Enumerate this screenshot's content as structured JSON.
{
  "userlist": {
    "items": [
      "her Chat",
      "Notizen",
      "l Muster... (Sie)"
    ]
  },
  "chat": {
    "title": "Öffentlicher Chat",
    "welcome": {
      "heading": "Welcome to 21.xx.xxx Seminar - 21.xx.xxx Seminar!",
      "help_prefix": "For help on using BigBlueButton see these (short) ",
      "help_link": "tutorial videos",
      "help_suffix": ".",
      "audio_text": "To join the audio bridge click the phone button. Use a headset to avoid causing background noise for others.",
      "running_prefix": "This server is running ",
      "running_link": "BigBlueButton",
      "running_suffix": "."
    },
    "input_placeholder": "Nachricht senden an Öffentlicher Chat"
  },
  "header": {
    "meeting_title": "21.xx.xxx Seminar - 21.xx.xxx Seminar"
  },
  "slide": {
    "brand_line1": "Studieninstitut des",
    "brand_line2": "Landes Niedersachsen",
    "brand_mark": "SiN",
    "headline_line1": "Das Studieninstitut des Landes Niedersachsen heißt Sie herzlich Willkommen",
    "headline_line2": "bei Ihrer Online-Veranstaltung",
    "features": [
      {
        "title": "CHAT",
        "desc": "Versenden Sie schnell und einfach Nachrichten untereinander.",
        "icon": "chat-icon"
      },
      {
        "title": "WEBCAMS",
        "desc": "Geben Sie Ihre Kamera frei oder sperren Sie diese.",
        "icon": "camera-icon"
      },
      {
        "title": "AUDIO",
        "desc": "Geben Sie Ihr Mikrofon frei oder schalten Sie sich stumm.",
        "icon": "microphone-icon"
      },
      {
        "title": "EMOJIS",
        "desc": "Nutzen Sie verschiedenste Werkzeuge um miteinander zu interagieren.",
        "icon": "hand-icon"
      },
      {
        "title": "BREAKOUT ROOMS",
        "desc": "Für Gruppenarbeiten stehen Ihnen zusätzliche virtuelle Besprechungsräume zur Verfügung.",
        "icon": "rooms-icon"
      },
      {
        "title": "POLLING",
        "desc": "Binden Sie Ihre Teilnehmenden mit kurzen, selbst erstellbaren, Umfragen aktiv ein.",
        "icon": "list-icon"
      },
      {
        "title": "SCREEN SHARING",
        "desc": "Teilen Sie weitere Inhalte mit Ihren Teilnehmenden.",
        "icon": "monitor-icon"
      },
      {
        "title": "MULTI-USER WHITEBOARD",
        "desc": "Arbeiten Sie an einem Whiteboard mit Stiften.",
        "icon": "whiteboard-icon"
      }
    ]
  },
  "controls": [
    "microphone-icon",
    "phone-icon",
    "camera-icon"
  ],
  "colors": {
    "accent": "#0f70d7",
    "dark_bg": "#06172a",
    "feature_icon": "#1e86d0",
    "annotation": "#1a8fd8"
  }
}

┄┄┄┄┄┄

- **TASK PROMPT**:
Copy each line of the listing that contains the string "Studieninstitut".

- **ANSWER TO THIS EXERCISE**:
    "brand_line1": "Studieninstitut des",
    "headline_line1": "Das Studieninstitut des Landes Niedersachsen heißt Sie herzlich Willkommen",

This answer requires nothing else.